## The data
>>

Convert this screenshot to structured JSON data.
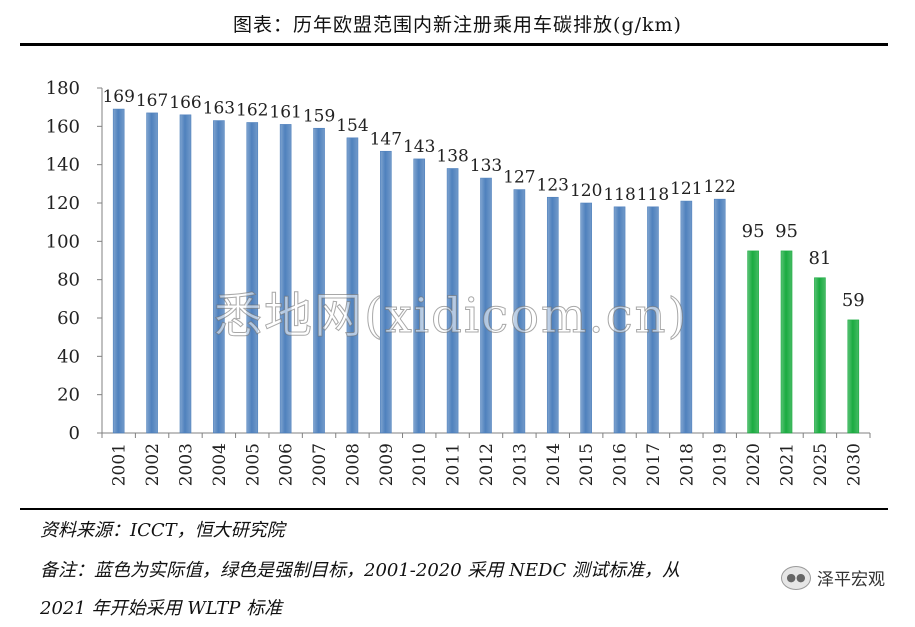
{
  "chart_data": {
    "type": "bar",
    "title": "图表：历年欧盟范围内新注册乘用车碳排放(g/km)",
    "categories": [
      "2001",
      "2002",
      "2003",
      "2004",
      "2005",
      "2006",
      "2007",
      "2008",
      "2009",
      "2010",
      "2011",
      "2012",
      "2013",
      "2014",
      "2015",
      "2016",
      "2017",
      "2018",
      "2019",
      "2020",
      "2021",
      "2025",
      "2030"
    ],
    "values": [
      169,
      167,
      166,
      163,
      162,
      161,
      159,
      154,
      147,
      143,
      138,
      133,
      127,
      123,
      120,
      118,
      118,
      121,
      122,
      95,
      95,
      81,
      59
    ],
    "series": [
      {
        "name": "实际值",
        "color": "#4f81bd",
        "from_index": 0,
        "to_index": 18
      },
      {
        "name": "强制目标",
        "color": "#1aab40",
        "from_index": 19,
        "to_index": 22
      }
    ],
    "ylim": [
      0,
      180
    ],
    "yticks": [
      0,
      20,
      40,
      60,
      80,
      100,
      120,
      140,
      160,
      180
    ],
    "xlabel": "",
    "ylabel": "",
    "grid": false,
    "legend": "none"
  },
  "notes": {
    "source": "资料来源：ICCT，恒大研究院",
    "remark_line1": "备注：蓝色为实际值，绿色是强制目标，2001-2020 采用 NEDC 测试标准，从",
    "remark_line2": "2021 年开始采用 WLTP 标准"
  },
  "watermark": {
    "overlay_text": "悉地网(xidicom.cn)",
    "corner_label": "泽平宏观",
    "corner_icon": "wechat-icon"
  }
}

<<
>>

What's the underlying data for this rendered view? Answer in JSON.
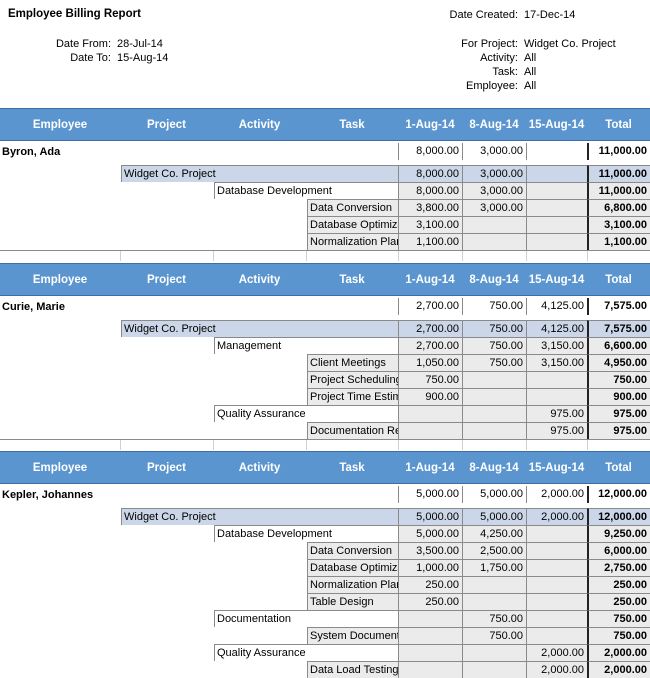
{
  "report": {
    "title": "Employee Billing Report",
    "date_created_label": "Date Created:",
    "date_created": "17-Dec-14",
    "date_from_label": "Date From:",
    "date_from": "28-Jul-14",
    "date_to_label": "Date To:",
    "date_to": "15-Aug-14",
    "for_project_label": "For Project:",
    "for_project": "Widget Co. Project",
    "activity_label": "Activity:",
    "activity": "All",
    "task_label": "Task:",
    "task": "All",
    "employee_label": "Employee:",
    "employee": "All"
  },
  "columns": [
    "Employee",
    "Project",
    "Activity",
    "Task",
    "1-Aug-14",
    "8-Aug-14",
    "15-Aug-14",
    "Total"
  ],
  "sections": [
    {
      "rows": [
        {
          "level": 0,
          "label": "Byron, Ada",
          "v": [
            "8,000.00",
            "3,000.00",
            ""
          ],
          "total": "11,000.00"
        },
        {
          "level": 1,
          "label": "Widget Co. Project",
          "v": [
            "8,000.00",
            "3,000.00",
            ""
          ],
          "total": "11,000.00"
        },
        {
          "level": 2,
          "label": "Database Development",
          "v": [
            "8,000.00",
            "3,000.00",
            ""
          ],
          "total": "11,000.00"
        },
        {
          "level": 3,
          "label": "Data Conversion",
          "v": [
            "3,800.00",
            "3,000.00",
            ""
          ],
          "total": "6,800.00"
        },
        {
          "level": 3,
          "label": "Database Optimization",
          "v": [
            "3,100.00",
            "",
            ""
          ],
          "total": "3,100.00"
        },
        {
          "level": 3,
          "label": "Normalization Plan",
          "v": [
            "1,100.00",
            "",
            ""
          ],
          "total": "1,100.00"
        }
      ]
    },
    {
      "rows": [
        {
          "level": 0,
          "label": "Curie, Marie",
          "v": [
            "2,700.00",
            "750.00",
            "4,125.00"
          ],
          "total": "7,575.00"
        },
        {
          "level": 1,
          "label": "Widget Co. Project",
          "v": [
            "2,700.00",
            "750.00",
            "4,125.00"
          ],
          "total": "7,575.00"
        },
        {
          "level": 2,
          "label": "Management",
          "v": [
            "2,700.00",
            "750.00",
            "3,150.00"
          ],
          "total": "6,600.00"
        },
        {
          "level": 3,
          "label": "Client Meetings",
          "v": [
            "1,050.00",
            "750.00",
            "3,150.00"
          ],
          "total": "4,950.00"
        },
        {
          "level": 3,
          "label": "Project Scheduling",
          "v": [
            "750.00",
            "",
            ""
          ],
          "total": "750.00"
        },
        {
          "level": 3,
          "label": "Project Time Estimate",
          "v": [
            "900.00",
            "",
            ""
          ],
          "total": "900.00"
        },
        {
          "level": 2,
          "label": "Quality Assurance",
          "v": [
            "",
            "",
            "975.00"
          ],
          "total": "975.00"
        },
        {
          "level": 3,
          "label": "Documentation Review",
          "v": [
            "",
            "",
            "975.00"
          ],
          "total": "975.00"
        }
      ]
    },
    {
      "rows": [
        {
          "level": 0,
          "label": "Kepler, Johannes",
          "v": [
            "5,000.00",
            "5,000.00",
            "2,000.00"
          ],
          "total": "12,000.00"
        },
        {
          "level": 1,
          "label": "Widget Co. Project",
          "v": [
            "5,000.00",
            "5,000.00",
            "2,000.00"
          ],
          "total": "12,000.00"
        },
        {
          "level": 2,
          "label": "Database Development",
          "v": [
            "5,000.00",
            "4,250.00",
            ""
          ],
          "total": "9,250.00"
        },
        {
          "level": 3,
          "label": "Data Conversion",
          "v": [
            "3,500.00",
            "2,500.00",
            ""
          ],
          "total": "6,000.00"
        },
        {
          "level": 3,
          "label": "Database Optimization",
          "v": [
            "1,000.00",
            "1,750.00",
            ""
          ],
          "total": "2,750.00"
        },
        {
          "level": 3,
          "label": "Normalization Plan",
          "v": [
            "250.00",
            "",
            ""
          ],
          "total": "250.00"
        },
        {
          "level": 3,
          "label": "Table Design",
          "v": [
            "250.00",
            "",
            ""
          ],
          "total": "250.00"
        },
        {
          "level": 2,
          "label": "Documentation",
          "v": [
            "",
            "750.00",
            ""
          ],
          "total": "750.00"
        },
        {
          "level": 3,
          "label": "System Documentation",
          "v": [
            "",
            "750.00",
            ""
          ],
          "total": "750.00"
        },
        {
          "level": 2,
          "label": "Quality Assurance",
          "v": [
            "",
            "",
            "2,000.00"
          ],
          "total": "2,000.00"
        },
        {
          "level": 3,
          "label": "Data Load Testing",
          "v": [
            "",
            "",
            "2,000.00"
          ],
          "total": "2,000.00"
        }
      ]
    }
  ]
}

<<

## Goal
Pull out each line of the listing that holds the string "JSON".

## The solution
Convert this screenshot to structured JSON data.
What's the underlying data for this rendered view? Answer in JSON.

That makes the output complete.